%%

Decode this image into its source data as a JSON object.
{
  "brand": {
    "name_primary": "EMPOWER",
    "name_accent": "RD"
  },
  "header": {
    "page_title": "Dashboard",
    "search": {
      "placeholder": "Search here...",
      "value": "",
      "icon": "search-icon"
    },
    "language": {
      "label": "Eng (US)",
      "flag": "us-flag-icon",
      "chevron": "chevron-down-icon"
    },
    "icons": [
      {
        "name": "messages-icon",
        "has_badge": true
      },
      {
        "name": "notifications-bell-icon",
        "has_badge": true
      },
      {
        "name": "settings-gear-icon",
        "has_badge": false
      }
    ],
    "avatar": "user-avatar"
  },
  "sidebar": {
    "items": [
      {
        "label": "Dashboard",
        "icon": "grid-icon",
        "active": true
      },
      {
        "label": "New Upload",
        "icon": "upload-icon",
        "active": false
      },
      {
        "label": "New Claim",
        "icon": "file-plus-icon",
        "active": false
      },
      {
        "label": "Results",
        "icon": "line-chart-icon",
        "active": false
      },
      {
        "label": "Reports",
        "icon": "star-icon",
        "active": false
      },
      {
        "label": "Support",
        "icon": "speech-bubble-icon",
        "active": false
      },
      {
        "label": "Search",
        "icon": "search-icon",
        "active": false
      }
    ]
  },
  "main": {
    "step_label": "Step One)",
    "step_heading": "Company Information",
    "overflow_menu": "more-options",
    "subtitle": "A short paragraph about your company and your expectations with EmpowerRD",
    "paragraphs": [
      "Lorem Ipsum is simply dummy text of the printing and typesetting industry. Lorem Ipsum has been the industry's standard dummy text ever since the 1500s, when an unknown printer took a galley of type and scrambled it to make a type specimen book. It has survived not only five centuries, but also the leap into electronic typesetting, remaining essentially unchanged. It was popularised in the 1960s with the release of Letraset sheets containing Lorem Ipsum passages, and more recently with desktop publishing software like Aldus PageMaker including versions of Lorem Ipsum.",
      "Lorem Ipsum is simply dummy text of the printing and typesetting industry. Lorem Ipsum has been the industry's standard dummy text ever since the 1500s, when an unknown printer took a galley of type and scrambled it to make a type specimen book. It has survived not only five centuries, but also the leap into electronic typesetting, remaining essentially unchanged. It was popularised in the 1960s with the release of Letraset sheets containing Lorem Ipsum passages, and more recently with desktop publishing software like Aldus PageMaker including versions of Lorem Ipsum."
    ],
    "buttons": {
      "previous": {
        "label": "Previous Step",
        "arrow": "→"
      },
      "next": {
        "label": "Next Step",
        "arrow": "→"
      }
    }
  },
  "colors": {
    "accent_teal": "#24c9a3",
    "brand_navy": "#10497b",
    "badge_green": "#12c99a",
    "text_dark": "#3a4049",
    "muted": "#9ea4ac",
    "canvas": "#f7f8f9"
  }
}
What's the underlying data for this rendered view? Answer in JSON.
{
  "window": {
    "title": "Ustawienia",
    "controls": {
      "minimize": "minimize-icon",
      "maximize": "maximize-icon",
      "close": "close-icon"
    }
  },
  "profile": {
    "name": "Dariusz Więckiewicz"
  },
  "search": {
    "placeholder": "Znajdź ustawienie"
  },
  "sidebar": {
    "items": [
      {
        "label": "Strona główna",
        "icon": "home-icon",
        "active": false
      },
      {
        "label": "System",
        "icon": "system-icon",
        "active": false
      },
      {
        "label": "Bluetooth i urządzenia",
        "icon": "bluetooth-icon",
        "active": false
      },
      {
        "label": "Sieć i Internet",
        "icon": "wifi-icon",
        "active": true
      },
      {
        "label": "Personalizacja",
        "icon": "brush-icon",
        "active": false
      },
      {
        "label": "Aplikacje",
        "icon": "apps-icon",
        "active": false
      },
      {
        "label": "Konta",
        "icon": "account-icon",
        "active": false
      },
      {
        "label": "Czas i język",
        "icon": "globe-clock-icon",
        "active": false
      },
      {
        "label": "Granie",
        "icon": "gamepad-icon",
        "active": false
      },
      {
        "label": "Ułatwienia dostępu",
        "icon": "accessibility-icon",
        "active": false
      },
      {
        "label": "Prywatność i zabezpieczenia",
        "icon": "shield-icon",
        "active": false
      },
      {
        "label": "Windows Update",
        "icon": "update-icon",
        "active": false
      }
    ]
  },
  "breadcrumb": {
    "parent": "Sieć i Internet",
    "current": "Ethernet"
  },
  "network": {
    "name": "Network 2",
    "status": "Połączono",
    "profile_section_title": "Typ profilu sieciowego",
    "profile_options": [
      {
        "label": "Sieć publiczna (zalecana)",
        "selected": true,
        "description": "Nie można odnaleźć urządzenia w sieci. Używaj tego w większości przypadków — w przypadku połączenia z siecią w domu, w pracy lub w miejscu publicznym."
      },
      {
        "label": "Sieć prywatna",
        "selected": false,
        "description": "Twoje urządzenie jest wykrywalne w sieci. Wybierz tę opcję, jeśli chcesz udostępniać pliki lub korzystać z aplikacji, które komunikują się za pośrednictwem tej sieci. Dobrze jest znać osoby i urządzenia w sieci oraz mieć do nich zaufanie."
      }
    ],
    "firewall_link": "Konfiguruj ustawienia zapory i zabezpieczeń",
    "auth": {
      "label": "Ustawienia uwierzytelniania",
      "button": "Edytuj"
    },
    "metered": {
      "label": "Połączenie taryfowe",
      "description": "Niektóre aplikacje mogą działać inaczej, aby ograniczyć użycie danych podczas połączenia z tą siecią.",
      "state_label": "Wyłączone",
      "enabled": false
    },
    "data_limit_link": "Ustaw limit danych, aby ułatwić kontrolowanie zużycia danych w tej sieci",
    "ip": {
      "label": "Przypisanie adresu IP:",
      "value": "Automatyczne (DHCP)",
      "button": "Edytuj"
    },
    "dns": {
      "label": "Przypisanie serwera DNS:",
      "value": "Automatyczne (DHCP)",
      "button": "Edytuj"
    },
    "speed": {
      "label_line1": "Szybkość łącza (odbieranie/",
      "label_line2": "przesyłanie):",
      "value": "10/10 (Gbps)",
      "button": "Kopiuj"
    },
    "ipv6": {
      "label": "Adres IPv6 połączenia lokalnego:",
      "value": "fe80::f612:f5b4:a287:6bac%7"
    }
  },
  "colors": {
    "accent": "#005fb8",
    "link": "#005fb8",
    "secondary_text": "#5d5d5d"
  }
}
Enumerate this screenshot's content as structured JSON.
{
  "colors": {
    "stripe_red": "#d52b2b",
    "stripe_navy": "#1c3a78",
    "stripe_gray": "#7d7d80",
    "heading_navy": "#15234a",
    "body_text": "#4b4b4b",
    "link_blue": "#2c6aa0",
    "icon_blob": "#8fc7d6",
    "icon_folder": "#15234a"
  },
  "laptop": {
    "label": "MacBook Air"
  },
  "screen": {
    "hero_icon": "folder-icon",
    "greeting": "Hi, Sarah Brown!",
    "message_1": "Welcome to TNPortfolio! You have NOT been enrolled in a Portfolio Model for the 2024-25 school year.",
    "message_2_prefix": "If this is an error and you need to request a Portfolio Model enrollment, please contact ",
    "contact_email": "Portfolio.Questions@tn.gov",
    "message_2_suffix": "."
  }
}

%%

WHAT TO DO: Output all of the material exactly as written.

EXERCISE RESPONSE:
Decode this image into its source data as a JSON object.
{
  "brand": {
    "name_primary": "EMPOWER",
    "name_accent": "RD"
  },
  "header": {
    "page_title": "Dashboard",
    "search": {
      "placeholder": "Search here...",
      "value": "",
      "icon": "search-icon"
    },
    "language": {
      "label": "Eng (US)",
      "flag": "us-flag-icon",
      "chevron": "chevron-down-icon"
    },
    "icons": [
      {
        "name": "messages-icon",
        "has_badge": true
      },
      {
        "name": "notifications-bell-icon",
        "has_badge": true
      },
      {
        "name": "settings-gear-icon",
        "has_badge": false
      }
    ],
    "avatar": "user-avatar"
  },
  "sidebar": {
    "items": [
      {
        "label": "Dashboard",
        "icon": "grid-icon",
        "active": true
      },
      {
        "label": "New Upload",
        "icon": "upload-icon",
        "active": false
      },
      {
        "label": "New Claim",
        "icon": "file-plus-icon",
        "active": false
      },
      {
        "label": "Results",
        "icon": "line-chart-icon",
        "active": false
      },
      {
        "label": "Reports",
        "icon": "star-icon",
        "active": false
      },
      {
        "label": "Support",
        "icon": "speech-bubble-icon",
        "active": false
      },
      {
        "label": "Search",
        "icon": "search-icon",
        "active": false
      }
    ]
  },
  "main": {
    "step_label": "Step One)",
    "step_heading": "Company Information",
    "overflow_menu": "more-options",
    "subtitle": "A short paragraph about your company and your expectations with EmpowerRD",
    "paragraphs": [
      "Lorem Ipsum is simply dummy text of the printing and typesetting industry. Lorem Ipsum has been the industry's standard dummy text ever since the 1500s, when an unknown printer took a galley of type and scrambled it to make a type specimen book. It has survived not only five centuries, but also the leap into electronic typesetting, remaining essentially unchanged. It was popularised in the 1960s with the release of Letraset sheets containing Lorem Ipsum passages, and more recently with desktop publishing software like Aldus PageMaker including versions of Lorem Ipsum.",
      "Lorem Ipsum is simply dummy text of the printing and typesetting industry. Lorem Ipsum has been the industry's standard dummy text ever since the 1500s, when an unknown printer took a galley of type and scrambled it to make a type specimen book. It has survived not only five centuries, but also the leap into electronic typesetting, remaining essentially unchanged. It was popularised in the 1960s with the release of Letraset sheets containing Lorem Ipsum passages, and more recently with desktop publishing software like Aldus PageMaker including versions of Lorem Ipsum."
    ],
    "buttons": {
      "previous": {
        "label": "Previous Step",
        "arrow": "→"
      },
      "next": {
        "label": "Next Step",
        "arrow": "→"
      }
    }
  },
  "colors": {
    "accent_teal": "#24c9a3",
    "brand_navy": "#10497b",
    "badge_green": "#12c99a",
    "text_dark": "#3a4049",
    "muted": "#9ea4ac",
    "canvas": "#f7f8f9"
  }
}
What's the underlying data for this rendered view? Answer in JSON.
{
  "window": {
    "title": "Ustawienia",
    "controls": {
      "minimize": "minimize-icon",
      "maximize": "maximize-icon",
      "close": "close-icon"
    }
  },
  "profile": {
    "name": "Dariusz Więckiewicz"
  },
  "search": {
    "placeholder": "Znajdź ustawienie"
  },
  "sidebar": {
    "items": [
      {
        "label": "Strona główna",
        "icon": "home-icon",
        "active": false
      },
      {
        "label": "System",
        "icon": "system-icon",
        "active": false
      },
      {
        "label": "Bluetooth i urządzenia",
        "icon": "bluetooth-icon",
        "active": false
      },
      {
        "label": "Sieć i Internet",
        "icon": "wifi-icon",
        "active": true
      },
      {
        "label": "Personalizacja",
        "icon": "brush-icon",
        "active": false
      },
      {
        "label": "Aplikacje",
        "icon": "apps-icon",
        "active": false
      },
      {
        "label": "Konta",
        "icon": "account-icon",
        "active": false
      },
      {
        "label": "Czas i język",
        "icon": "globe-clock-icon",
        "active": false
      },
      {
        "label": "Granie",
        "icon": "gamepad-icon",
        "active": false
      },
      {
        "label": "Ułatwienia dostępu",
        "icon": "accessibility-icon",
        "active": false
      },
      {
        "label": "Prywatność i zabezpieczenia",
        "icon": "shield-icon",
        "active": false
      },
      {
        "label": "Windows Update",
        "icon": "update-icon",
        "active": false
      }
    ]
  },
  "breadcrumb": {
    "parent": "Sieć i Internet",
    "current": "Ethernet"
  },
  "network": {
    "name": "Network 2",
    "status": "Połączono",
    "profile_section_title": "Typ profilu sieciowego",
    "profile_options": [
      {
        "label": "Sieć publiczna (zalecana)",
        "selected": true,
        "description": "Nie można odnaleźć urządzenia w sieci. Używaj tego w większości przypadków — w przypadku połączenia z siecią w domu, w pracy lub w miejscu publicznym."
      },
      {
        "label": "Sieć prywatna",
        "selected": false,
        "description": "Twoje urządzenie jest wykrywalne w sieci. Wybierz tę opcję, jeśli chcesz udostępniać pliki lub korzystać z aplikacji, które komunikują się za pośrednictwem tej sieci. Dobrze jest znać osoby i urządzenia w sieci oraz mieć do nich zaufanie."
      }
    ],
    "firewall_link": "Konfiguruj ustawienia zapory i zabezpieczeń",
    "auth": {
      "label": "Ustawienia uwierzytelniania",
      "button": "Edytuj"
    },
    "metered": {
      "label": "Połączenie taryfowe",
      "description": "Niektóre aplikacje mogą działać inaczej, aby ograniczyć użycie danych podczas połączenia z tą siecią.",
      "state_label": "Wyłączone",
      "enabled": false
    },
    "data_limit_link": "Ustaw limit danych, aby ułatwić kontrolowanie zużycia danych w tej sieci",
    "ip": {
      "label": "Przypisanie adresu IP:",
      "value": "Automatyczne (DHCP)",
      "button": "Edytuj"
    },
    "dns": {
      "label": "Przypisanie serwera DNS:",
      "value": "Automatyczne (DHCP)",
      "button": "Edytuj"
    },
    "speed": {
      "label_line1": "Szybkość łącza (odbieranie/",
      "label_line2": "przesyłanie):",
      "value": "10/10 (Gbps)",
      "button": "Kopiuj"
    },
    "ipv6": {
      "label": "Adres IPv6 połączenia lokalnego:",
      "value": "fe80::f612:f5b4:a287:6bac%7"
    }
  },
  "colors": {
    "accent": "#005fb8",
    "link": "#005fb8",
    "secondary_text": "#5d5d5d"
  }
}
Enumerate this screenshot's content as structured JSON.
{
  "colors": {
    "stripe_red": "#d52b2b",
    "stripe_navy": "#1c3a78",
    "stripe_gray": "#7d7d80",
    "heading_navy": "#15234a",
    "body_text": "#4b4b4b",
    "link_blue": "#2c6aa0",
    "icon_blob": "#8fc7d6",
    "icon_folder": "#15234a"
  },
  "laptop": {
    "label": "MacBook Air"
  },
  "screen": {
    "hero_icon": "folder-icon",
    "greeting": "Hi, Sarah Brown!",
    "message_1": "Welcome to TNPortfolio! You have NOT been enrolled in a Portfolio Model for the 2024-25 school year.",
    "message_2_prefix": "If this is an error and you need to request a Portfolio Model enrollment, please contact ",
    "contact_email": "Portfolio.Questions@tn.gov",
    "message_2_suffix": "."
  }
}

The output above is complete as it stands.